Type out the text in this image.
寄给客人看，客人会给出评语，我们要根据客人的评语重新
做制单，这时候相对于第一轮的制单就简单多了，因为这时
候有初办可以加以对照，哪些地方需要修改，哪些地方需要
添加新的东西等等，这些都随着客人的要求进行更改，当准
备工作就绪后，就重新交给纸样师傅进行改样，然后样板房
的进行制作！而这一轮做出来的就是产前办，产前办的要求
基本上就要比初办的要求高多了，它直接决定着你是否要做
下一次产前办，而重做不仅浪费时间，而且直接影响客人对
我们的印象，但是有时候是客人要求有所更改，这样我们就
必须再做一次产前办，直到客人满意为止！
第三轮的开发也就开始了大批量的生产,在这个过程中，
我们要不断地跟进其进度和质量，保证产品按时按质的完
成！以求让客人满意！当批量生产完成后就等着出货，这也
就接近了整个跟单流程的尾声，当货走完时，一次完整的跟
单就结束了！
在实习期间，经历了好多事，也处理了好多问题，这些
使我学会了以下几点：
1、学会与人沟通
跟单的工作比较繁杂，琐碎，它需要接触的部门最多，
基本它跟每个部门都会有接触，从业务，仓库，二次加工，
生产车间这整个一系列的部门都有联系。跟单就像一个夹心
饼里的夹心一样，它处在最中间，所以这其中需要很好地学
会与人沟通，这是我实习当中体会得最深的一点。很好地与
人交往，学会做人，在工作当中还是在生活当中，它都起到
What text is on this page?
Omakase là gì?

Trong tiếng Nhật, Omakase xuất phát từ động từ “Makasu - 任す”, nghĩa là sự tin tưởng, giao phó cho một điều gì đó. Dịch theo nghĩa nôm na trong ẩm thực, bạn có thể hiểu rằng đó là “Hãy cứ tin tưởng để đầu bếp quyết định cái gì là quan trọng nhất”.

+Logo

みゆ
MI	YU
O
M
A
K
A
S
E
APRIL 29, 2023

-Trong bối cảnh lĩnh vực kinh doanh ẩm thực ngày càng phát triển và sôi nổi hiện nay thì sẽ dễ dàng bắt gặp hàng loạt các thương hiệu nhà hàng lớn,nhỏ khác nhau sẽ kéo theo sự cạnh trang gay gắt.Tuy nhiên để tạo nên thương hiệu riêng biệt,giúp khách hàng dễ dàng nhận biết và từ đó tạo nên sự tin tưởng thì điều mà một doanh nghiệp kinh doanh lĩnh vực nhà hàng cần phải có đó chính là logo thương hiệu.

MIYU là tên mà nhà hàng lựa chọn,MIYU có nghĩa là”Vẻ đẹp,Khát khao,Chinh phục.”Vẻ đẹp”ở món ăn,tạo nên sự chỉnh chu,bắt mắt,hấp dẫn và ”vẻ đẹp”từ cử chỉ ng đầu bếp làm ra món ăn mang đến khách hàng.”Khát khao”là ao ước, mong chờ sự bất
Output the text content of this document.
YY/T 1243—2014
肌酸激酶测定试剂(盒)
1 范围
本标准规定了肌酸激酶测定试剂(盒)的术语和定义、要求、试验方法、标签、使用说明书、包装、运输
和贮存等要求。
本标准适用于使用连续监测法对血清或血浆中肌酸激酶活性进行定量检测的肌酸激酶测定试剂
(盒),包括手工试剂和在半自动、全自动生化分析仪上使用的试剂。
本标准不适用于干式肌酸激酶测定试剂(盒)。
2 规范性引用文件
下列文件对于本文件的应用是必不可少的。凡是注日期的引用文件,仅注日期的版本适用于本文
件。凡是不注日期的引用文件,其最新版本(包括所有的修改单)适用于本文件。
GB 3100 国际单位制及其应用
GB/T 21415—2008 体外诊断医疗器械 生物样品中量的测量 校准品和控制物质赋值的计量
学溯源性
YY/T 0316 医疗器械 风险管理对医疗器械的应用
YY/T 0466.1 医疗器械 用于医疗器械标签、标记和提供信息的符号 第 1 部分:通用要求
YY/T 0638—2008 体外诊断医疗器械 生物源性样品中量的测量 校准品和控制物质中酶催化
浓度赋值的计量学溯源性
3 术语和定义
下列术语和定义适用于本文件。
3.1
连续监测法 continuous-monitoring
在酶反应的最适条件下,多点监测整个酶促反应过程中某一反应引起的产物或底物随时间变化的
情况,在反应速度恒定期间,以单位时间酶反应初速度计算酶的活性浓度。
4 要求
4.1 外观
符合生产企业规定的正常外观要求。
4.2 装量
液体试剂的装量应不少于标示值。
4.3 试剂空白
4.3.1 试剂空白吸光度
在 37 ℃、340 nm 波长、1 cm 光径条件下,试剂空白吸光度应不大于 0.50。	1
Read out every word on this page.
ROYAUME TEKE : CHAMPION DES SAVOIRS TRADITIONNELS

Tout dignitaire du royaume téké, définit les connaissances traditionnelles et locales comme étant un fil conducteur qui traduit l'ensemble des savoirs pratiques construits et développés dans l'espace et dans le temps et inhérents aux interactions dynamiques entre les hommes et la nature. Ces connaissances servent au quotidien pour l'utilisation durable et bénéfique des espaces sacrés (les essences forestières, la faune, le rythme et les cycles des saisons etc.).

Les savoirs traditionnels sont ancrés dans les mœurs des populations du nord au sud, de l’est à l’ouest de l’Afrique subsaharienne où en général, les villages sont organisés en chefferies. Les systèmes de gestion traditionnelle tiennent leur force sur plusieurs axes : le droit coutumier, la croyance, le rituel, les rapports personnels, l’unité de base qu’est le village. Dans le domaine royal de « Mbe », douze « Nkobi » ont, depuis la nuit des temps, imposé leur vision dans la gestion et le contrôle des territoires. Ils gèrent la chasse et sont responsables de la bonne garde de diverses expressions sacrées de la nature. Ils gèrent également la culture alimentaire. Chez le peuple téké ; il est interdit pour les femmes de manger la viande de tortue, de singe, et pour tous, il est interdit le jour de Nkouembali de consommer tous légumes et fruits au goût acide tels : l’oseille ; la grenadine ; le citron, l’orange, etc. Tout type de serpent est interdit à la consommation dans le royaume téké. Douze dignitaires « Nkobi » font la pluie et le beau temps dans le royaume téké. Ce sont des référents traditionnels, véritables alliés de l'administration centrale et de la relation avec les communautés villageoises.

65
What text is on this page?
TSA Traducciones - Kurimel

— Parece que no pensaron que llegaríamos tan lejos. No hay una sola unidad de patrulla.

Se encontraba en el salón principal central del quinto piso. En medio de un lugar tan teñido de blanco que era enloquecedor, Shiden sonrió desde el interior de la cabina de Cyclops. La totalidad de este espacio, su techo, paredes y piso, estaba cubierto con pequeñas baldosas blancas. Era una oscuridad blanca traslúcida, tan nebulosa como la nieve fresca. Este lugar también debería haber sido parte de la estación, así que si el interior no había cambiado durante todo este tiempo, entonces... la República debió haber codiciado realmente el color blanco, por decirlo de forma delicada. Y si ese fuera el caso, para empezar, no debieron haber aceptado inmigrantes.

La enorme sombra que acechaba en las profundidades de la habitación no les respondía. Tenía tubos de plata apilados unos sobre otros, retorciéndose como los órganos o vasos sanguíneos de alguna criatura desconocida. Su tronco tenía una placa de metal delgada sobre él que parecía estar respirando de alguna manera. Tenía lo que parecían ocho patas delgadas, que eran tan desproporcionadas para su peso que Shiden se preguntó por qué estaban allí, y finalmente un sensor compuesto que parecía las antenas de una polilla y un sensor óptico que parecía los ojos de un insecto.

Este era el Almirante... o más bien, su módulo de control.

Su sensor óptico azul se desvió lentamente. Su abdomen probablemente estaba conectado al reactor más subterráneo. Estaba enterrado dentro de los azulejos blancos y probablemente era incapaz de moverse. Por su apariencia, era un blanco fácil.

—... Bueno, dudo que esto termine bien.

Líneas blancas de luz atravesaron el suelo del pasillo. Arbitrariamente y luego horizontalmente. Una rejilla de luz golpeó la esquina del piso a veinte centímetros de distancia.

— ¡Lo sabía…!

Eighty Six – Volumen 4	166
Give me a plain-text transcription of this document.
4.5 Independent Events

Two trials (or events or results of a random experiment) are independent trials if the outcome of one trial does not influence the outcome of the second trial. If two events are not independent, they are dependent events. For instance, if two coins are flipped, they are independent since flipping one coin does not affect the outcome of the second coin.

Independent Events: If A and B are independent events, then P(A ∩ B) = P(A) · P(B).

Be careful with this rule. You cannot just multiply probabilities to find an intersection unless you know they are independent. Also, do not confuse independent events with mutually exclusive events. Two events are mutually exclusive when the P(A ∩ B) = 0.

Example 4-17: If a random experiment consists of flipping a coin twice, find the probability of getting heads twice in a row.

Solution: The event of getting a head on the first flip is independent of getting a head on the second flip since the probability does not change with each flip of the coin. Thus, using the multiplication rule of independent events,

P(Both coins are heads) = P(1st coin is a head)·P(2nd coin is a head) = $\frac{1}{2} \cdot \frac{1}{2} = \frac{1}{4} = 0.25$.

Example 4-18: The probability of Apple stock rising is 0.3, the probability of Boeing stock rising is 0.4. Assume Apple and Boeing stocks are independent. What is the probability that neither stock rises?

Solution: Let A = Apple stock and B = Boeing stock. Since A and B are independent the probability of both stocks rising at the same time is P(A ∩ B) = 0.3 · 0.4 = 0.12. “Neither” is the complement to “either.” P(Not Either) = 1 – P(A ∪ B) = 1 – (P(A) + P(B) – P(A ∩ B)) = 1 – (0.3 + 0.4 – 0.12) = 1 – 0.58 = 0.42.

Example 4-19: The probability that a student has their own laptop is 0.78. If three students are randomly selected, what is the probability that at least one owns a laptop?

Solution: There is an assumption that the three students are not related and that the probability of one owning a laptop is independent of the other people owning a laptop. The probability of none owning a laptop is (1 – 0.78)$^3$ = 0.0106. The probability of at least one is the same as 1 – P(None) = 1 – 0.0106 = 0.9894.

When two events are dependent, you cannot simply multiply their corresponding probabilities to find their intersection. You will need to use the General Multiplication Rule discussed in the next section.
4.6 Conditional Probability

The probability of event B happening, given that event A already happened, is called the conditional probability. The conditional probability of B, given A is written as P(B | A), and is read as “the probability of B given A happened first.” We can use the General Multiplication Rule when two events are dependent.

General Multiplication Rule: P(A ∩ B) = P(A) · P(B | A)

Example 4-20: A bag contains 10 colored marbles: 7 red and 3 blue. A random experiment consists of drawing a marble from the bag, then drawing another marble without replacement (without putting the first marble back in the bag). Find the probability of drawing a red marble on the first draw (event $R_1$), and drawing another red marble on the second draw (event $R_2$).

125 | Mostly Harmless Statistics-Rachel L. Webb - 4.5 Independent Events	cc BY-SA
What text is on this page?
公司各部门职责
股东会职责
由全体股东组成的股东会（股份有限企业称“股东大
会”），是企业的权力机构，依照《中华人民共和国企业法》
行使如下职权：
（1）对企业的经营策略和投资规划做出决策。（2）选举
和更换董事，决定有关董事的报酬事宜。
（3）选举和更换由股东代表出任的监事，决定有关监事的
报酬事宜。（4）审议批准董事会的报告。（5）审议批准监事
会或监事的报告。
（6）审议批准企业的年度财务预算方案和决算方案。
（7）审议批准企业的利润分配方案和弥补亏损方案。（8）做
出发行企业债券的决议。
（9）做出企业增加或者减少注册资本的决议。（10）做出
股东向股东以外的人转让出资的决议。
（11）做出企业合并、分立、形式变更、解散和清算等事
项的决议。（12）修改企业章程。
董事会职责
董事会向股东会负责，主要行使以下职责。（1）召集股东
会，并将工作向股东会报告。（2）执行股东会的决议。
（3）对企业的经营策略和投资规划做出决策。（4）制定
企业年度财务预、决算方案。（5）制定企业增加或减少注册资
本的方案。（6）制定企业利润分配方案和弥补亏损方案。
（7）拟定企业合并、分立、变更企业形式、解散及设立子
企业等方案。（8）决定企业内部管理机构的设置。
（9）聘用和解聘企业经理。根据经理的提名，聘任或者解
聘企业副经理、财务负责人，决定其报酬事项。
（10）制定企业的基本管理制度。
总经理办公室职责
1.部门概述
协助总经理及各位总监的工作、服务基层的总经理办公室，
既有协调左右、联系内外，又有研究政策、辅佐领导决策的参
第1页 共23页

────────────────

- _EXERCISE DIRECTIONS_:
Copy each line of the listing that contains the string "intersection".

- _EXERCISE RESULT_:
Be careful with this rule. You cannot just multiply probabilities to find an intersection unless you know they are independent. Also, do not confuse independent events with mutually exclusive events. Two events are mutually exclusive when the P(A ∩ B) = 0.
When two events are dependent, you cannot simply multiply their corresponding probabilities to find their intersection. You will need to use the General Multiplication Rule discussed in the next section.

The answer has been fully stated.